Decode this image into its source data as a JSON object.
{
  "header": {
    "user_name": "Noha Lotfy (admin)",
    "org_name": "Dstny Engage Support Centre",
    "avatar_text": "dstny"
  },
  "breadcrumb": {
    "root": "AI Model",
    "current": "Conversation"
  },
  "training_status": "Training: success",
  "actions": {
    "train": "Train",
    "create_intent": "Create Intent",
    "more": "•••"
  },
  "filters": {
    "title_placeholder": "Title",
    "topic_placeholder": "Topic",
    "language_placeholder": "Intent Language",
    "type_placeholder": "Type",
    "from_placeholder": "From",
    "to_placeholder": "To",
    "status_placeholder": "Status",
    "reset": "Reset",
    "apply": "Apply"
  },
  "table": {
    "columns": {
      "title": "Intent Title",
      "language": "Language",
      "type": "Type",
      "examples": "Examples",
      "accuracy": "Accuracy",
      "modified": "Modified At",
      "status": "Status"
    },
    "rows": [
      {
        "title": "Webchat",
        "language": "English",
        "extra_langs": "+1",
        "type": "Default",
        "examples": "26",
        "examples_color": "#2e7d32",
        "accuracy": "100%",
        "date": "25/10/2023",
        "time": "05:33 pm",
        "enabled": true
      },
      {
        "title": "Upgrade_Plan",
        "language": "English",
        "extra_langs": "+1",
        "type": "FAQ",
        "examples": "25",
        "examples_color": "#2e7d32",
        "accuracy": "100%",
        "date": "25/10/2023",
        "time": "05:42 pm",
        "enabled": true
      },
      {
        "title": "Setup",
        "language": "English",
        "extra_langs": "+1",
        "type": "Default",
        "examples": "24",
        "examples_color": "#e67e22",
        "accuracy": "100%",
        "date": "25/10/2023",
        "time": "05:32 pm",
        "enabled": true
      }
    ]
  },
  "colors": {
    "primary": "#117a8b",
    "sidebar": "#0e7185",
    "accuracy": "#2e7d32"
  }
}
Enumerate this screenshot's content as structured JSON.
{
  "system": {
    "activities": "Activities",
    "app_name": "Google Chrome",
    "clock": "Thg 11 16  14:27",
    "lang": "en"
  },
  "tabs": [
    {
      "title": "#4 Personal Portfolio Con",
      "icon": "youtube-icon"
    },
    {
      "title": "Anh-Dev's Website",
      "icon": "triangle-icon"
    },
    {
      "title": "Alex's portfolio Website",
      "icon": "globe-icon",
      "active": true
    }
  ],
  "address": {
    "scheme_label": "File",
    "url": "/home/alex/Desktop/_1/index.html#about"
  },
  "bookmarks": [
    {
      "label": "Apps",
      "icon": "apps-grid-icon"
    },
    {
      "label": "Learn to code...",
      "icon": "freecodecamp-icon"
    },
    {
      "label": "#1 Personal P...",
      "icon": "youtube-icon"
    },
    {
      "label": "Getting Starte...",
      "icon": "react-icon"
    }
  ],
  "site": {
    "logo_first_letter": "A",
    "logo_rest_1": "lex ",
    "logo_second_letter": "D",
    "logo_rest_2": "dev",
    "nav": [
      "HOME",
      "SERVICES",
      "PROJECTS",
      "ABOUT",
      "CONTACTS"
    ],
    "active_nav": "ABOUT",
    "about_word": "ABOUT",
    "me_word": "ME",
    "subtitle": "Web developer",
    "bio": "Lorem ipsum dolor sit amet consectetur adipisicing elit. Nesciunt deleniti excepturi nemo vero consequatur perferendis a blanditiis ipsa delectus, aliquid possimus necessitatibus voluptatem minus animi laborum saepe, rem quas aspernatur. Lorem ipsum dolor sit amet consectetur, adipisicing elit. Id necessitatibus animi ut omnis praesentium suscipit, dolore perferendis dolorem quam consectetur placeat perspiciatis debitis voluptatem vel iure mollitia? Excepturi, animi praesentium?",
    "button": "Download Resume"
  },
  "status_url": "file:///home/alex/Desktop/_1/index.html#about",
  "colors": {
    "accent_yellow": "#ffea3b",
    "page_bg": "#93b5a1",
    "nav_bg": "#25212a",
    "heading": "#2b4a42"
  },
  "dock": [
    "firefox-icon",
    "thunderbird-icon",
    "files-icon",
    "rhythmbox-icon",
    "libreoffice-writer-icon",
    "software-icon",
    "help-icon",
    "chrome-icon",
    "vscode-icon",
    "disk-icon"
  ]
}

*Set problem*: All of the entries above should be written out again exactly.

*Solution to the exercise*:
Decode this image into its source data as a JSON object.
{
  "header": {
    "user_name": "Noha Lotfy (admin)",
    "org_name": "Dstny Engage Support Centre",
    "avatar_text": "dstny"
  },
  "breadcrumb": {
    "root": "AI Model",
    "current": "Conversation"
  },
  "training_status": "Training: success",
  "actions": {
    "train": "Train",
    "create_intent": "Create Intent",
    "more": "•••"
  },
  "filters": {
    "title_placeholder": "Title",
    "topic_placeholder": "Topic",
    "language_placeholder": "Intent Language",
    "type_placeholder": "Type",
    "from_placeholder": "From",
    "to_placeholder": "To",
    "status_placeholder": "Status",
    "reset": "Reset",
    "apply": "Apply"
  },
  "table": {
    "columns": {
      "title": "Intent Title",
      "language": "Language",
      "type": "Type",
      "examples": "Examples",
      "accuracy": "Accuracy",
      "modified": "Modified At",
      "status": "Status"
    },
    "rows": [
      {
        "title": "Webchat",
        "language": "English",
        "extra_langs": "+1",
        "type": "Default",
        "examples": "26",
        "examples_color": "#2e7d32",
        "accuracy": "100%",
        "date": "25/10/2023",
        "time": "05:33 pm",
        "enabled": true
      },
      {
        "title": "Upgrade_Plan",
        "language": "English",
        "extra_langs": "+1",
        "type": "FAQ",
        "examples": "25",
        "examples_color": "#2e7d32",
        "accuracy": "100%",
        "date": "25/10/2023",
        "time": "05:42 pm",
        "enabled": true
      },
      {
        "title": "Setup",
        "language": "English",
        "extra_langs": "+1",
        "type": "Default",
        "examples": "24",
        "examples_color": "#e67e22",
        "accuracy": "100%",
        "date": "25/10/2023",
        "time": "05:32 pm",
        "enabled": true
      }
    ]
  },
  "colors": {
    "primary": "#117a8b",
    "sidebar": "#0e7185",
    "accuracy": "#2e7d32"
  }
}
Enumerate this screenshot's content as structured JSON.
{
  "system": {
    "activities": "Activities",
    "app_name": "Google Chrome",
    "clock": "Thg 11 16  14:27",
    "lang": "en"
  },
  "tabs": [
    {
      "title": "#4 Personal Portfolio Con",
      "icon": "youtube-icon"
    },
    {
      "title": "Anh-Dev's Website",
      "icon": "triangle-icon"
    },
    {
      "title": "Alex's portfolio Website",
      "icon": "globe-icon",
      "active": true
    }
  ],
  "address": {
    "scheme_label": "File",
    "url": "/home/alex/Desktop/_1/index.html#about"
  },
  "bookmarks": [
    {
      "label": "Apps",
      "icon": "apps-grid-icon"
    },
    {
      "label": "Learn to code...",
      "icon": "freecodecamp-icon"
    },
    {
      "label": "#1 Personal P...",
      "icon": "youtube-icon"
    },
    {
      "label": "Getting Starte...",
      "icon": "react-icon"
    }
  ],
  "site": {
    "logo_first_letter": "A",
    "logo_rest_1": "lex ",
    "logo_second_letter": "D",
    "logo_rest_2": "dev",
    "nav": [
      "HOME",
      "SERVICES",
      "PROJECTS",
      "ABOUT",
      "CONTACTS"
    ],
    "active_nav": "ABOUT",
    "about_word": "ABOUT",
    "me_word": "ME",
    "subtitle": "Web developer",
    "bio": "Lorem ipsum dolor sit amet consectetur adipisicing elit. Nesciunt deleniti excepturi nemo vero consequatur perferendis a blanditiis ipsa delectus, aliquid possimus necessitatibus voluptatem minus animi laborum saepe, rem quas aspernatur. Lorem ipsum dolor sit amet consectetur, adipisicing elit. Id necessitatibus animi ut omnis praesentium suscipit, dolore perferendis dolorem quam consectetur placeat perspiciatis debitis voluptatem vel iure mollitia? Excepturi, animi praesentium?",
    "button": "Download Resume"
  },
  "status_url": "file:///home/alex/Desktop/_1/index.html#about",
  "colors": {
    "accent_yellow": "#ffea3b",
    "page_bg": "#93b5a1",
    "nav_bg": "#25212a",
    "heading": "#2b4a42"
  },
  "dock": [
    "firefox-icon",
    "thunderbird-icon",
    "files-icon",
    "rhythmbox-icon",
    "libreoffice-writer-icon",
    "software-icon",
    "help-icon",
    "chrome-icon",
    "vscode-icon",
    "disk-icon"
  ]
}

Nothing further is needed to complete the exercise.